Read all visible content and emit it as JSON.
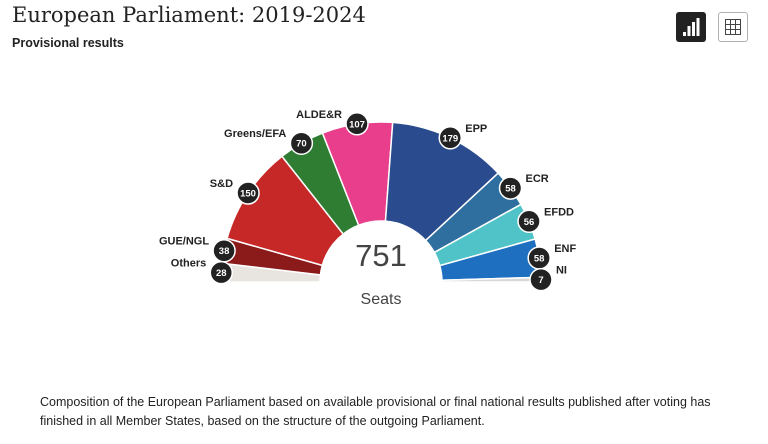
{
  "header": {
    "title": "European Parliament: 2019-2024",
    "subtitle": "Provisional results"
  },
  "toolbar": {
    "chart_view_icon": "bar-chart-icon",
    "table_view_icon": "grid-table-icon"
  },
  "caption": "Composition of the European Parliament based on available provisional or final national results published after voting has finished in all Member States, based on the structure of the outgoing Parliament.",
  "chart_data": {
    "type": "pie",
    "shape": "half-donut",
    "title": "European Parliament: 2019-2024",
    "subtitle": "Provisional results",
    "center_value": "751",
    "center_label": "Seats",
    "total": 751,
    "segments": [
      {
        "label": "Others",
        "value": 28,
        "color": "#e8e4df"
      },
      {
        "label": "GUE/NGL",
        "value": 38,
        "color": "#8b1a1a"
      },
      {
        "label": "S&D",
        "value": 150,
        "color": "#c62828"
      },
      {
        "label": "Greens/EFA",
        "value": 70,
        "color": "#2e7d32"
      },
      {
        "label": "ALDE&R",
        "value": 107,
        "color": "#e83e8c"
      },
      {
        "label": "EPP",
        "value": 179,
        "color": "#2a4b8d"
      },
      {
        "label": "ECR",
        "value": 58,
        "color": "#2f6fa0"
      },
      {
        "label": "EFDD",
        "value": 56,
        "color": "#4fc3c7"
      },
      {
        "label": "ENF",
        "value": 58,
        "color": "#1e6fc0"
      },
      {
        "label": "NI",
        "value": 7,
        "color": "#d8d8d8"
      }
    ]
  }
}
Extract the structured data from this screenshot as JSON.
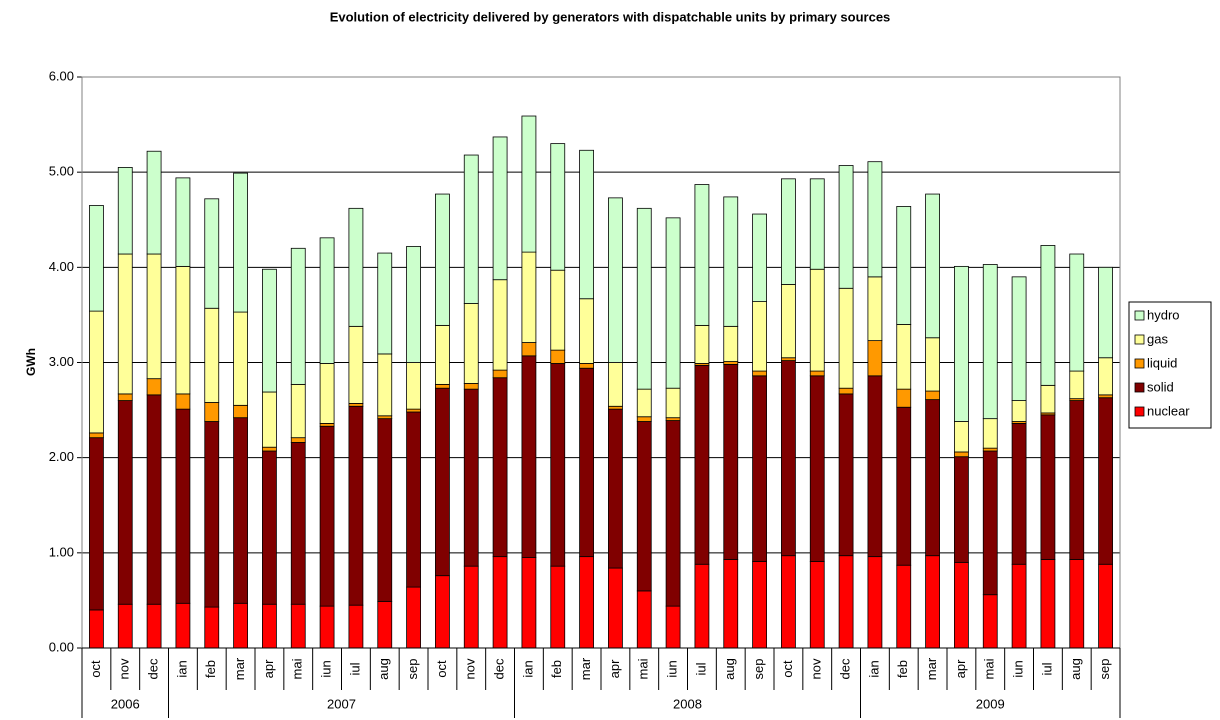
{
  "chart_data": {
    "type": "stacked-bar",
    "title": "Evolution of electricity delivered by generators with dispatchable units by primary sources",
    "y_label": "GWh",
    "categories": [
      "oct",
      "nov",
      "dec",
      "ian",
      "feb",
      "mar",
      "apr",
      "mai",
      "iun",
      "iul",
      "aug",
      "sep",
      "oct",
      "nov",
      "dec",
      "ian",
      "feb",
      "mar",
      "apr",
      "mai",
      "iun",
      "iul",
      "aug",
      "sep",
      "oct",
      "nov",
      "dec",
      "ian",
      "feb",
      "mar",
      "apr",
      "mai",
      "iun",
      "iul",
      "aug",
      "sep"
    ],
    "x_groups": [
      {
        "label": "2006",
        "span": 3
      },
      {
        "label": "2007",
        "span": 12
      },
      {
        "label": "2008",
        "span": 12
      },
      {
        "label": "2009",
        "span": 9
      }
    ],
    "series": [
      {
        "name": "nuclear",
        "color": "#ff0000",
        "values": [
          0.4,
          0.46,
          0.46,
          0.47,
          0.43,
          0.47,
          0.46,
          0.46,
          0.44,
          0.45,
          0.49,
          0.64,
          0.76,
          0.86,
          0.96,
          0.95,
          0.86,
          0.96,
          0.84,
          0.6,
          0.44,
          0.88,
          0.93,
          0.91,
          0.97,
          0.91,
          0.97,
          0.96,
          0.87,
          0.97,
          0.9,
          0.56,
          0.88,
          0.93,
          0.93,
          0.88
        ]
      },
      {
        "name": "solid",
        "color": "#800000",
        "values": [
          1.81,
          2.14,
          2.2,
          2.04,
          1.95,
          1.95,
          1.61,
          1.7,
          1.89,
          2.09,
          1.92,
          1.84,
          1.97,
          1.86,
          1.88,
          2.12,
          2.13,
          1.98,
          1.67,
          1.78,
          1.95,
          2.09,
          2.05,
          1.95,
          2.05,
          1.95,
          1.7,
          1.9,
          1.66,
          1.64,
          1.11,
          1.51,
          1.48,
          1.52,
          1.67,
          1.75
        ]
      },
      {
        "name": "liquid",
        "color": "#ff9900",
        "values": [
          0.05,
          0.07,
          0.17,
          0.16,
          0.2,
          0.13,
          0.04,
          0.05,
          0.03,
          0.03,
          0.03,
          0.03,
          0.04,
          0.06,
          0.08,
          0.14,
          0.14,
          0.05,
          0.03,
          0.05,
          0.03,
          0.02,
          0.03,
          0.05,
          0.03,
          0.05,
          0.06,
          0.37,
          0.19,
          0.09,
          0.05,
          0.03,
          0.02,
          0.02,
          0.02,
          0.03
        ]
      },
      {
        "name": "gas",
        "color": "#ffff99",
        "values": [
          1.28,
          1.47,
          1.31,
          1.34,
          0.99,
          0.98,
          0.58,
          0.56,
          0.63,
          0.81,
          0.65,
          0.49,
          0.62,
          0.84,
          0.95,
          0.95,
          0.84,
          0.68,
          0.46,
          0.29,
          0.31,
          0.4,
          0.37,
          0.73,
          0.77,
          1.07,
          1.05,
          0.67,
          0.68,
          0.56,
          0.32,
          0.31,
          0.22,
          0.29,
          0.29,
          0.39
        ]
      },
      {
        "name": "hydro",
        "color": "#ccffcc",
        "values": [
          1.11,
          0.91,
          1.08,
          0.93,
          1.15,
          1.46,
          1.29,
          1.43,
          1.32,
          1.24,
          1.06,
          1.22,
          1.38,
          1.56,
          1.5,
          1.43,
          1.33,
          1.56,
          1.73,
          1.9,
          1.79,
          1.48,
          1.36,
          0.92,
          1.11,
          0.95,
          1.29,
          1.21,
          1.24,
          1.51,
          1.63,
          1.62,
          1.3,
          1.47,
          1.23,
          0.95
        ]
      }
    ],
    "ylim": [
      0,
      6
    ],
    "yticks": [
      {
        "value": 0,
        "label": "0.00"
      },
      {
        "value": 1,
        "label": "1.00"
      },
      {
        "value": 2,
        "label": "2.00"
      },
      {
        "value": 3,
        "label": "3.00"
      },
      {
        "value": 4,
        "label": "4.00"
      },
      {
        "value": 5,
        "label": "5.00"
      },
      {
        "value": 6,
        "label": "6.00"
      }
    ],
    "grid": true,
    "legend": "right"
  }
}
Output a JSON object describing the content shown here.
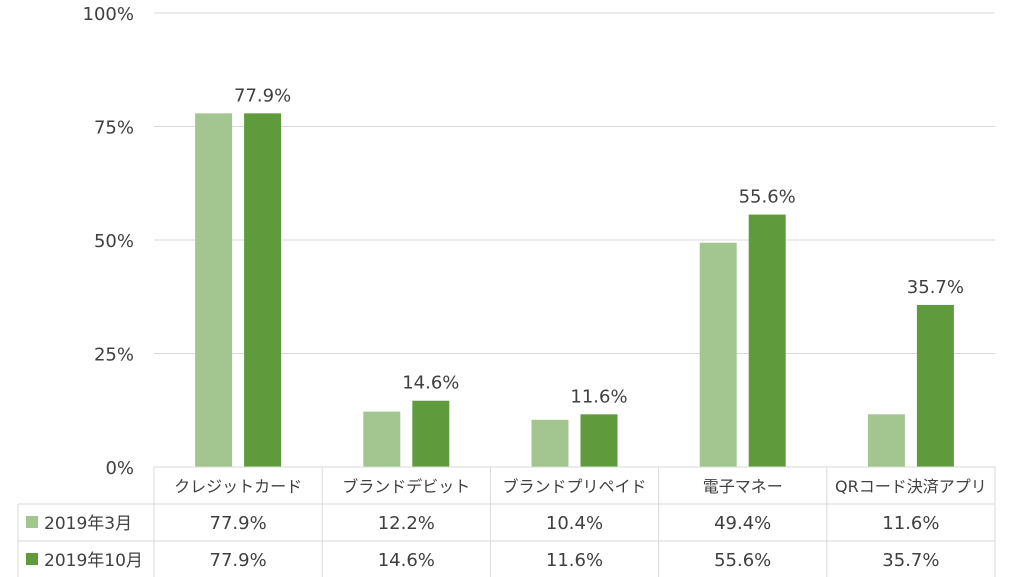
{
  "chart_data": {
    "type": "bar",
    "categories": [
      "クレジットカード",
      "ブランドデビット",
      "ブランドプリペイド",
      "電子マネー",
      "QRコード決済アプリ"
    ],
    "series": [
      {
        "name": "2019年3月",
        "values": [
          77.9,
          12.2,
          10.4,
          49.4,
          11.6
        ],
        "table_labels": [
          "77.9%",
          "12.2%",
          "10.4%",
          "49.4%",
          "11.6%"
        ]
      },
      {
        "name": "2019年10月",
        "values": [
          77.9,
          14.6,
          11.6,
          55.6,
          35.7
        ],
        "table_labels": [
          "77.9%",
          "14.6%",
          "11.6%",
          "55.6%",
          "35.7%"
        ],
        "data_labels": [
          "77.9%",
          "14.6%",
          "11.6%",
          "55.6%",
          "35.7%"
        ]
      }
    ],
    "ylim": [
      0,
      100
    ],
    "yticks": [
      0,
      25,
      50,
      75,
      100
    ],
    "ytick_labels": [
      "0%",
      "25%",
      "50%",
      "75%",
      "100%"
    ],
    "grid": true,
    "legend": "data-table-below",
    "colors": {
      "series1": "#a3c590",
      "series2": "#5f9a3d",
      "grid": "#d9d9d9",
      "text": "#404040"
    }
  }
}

**EXERCISE DETAILS**
Transcribe every entry above exactly. Omit all pictures.

**WRITTEN SOLUTION**
Read all visible content and emit it as JSON.
{
  "header": {
    "title": "European Parliament: 2019-2024",
    "subtitle": "Provisional results"
  },
  "toolbar": {
    "chart_view_icon": "bar-chart-icon",
    "table_view_icon": "grid-table-icon"
  },
  "caption": "Composition of the European Parliament based on available provisional or final national results published after voting has finished in all Member States, based on the structure of the outgoing Parliament.",
  "chart_data": {
    "type": "pie",
    "shape": "half-donut",
    "title": "European Parliament: 2019-2024",
    "subtitle": "Provisional results",
    "center_value": "751",
    "center_label": "Seats",
    "total": 751,
    "segments": [
      {
        "label": "Others",
        "value": 28,
        "color": "#e8e4df"
      },
      {
        "label": "GUE/NGL",
        "value": 38,
        "color": "#8b1a1a"
      },
      {
        "label": "S&D",
        "value": 150,
        "color": "#c62828"
      },
      {
        "label": "Greens/EFA",
        "value": 70,
        "color": "#2e7d32"
      },
      {
        "label": "ALDE&R",
        "value": 107,
        "color": "#e83e8c"
      },
      {
        "label": "EPP",
        "value": 179,
        "color": "#2a4b8d"
      },
      {
        "label": "ECR",
        "value": 58,
        "color": "#2f6fa0"
      },
      {
        "label": "EFDD",
        "value": 56,
        "color": "#4fc3c7"
      },
      {
        "label": "ENF",
        "value": 58,
        "color": "#1e6fc0"
      },
      {
        "label": "NI",
        "value": 7,
        "color": "#d8d8d8"
      }
    ]
  }
}
Extract the structured data from this screenshot as JSON.
{
  "chart_data": {
    "type": "stacked-bar",
    "title": "Evolution of electricity delivered by generators with dispatchable units by primary sources",
    "y_label": "GWh",
    "categories": [
      "oct",
      "nov",
      "dec",
      "ian",
      "feb",
      "mar",
      "apr",
      "mai",
      "iun",
      "iul",
      "aug",
      "sep",
      "oct",
      "nov",
      "dec",
      "ian",
      "feb",
      "mar",
      "apr",
      "mai",
      "iun",
      "iul",
      "aug",
      "sep",
      "oct",
      "nov",
      "dec",
      "ian",
      "feb",
      "mar",
      "apr",
      "mai",
      "iun",
      "iul",
      "aug",
      "sep"
    ],
    "x_groups": [
      {
        "label": "2006",
        "span": 3
      },
      {
        "label": "2007",
        "span": 12
      },
      {
        "label": "2008",
        "span": 12
      },
      {
        "label": "2009",
        "span": 9
      }
    ],
    "series": [
      {
        "name": "nuclear",
        "color": "#ff0000",
        "values": [
          0.4,
          0.46,
          0.46,
          0.47,
          0.43,
          0.47,
          0.46,
          0.46,
          0.44,
          0.45,
          0.49,
          0.64,
          0.76,
          0.86,
          0.96,
          0.95,
          0.86,
          0.96,
          0.84,
          0.6,
          0.44,
          0.88,
          0.93,
          0.91,
          0.97,
          0.91,
          0.97,
          0.96,
          0.87,
          0.97,
          0.9,
          0.56,
          0.88,
          0.93,
          0.93,
          0.88
        ]
      },
      {
        "name": "solid",
        "color": "#800000",
        "values": [
          1.81,
          2.14,
          2.2,
          2.04,
          1.95,
          1.95,
          1.61,
          1.7,
          1.89,
          2.09,
          1.92,
          1.84,
          1.97,
          1.86,
          1.88,
          2.12,
          2.13,
          1.98,
          1.67,
          1.78,
          1.95,
          2.09,
          2.05,
          1.95,
          2.05,
          1.95,
          1.7,
          1.9,
          1.66,
          1.64,
          1.11,
          1.51,
          1.48,
          1.52,
          1.67,
          1.75
        ]
      },
      {
        "name": "liquid",
        "color": "#ff9900",
        "values": [
          0.05,
          0.07,
          0.17,
          0.16,
          0.2,
          0.13,
          0.04,
          0.05,
          0.03,
          0.03,
          0.03,
          0.03,
          0.04,
          0.06,
          0.08,
          0.14,
          0.14,
          0.05,
          0.03,
          0.05,
          0.03,
          0.02,
          0.03,
          0.05,
          0.03,
          0.05,
          0.06,
          0.37,
          0.19,
          0.09,
          0.05,
          0.03,
          0.02,
          0.02,
          0.02,
          0.03
        ]
      },
      {
        "name": "gas",
        "color": "#ffff99",
        "values": [
          1.28,
          1.47,
          1.31,
          1.34,
          0.99,
          0.98,
          0.58,
          0.56,
          0.63,
          0.81,
          0.65,
          0.49,
          0.62,
          0.84,
          0.95,
          0.95,
          0.84,
          0.68,
          0.46,
          0.29,
          0.31,
          0.4,
          0.37,
          0.73,
          0.77,
          1.07,
          1.05,
          0.67,
          0.68,
          0.56,
          0.32,
          0.31,
          0.22,
          0.29,
          0.29,
          0.39
        ]
      },
      {
        "name": "hydro",
        "color": "#ccffcc",
        "values": [
          1.11,
          0.91,
          1.08,
          0.93,
          1.15,
          1.46,
          1.29,
          1.43,
          1.32,
          1.24,
          1.06,
          1.22,
          1.38,
          1.56,
          1.5,
          1.43,
          1.33,
          1.56,
          1.73,
          1.9,
          1.79,
          1.48,
          1.36,
          0.92,
          1.11,
          0.95,
          1.29,
          1.21,
          1.24,
          1.51,
          1.63,
          1.62,
          1.3,
          1.47,
          1.23,
          0.95
        ]
      }
    ],
    "ylim": [
      0,
      6
    ],
    "yticks": [
      {
        "value": 0,
        "label": "0.00"
      },
      {
        "value": 1,
        "label": "1.00"
      },
      {
        "value": 2,
        "label": "2.00"
      },
      {
        "value": 3,
        "label": "3.00"
      },
      {
        "value": 4,
        "label": "4.00"
      },
      {
        "value": 5,
        "label": "5.00"
      },
      {
        "value": 6,
        "label": "6.00"
      }
    ],
    "grid": true,
    "legend": "right"
  }
}
Output a JSON object describing the content shown here.
{
  "chart_data": {
    "type": "bar",
    "categories": [
      "クレジットカード",
      "ブランドデビット",
      "ブランドプリペイド",
      "電子マネー",
      "QRコード決済アプリ"
    ],
    "series": [
      {
        "name": "2019年3月",
        "values": [
          77.9,
          12.2,
          10.4,
          49.4,
          11.6
        ],
        "table_labels": [
          "77.9%",
          "12.2%",
          "10.4%",
          "49.4%",
          "11.6%"
        ]
      },
      {
        "name": "2019年10月",
        "values": [
          77.9,
          14.6,
          11.6,
          55.6,
          35.7
        ],
        "table_labels": [
          "77.9%",
          "14.6%",
          "11.6%",
          "55.6%",
          "35.7%"
        ],
        "data_labels": [
          "77.9%",
          "14.6%",
          "11.6%",
          "55.6%",
          "35.7%"
        ]
      }
    ],
    "ylim": [
      0,
      100
    ],
    "yticks": [
      0,
      25,
      50,
      75,
      100
    ],
    "ytick_labels": [
      "0%",
      "25%",
      "50%",
      "75%",
      "100%"
    ],
    "grid": true,
    "legend": "data-table-below",
    "colors": {
      "series1": "#a3c590",
      "series2": "#5f9a3d",
      "grid": "#d9d9d9",
      "text": "#404040"
    }
  }
}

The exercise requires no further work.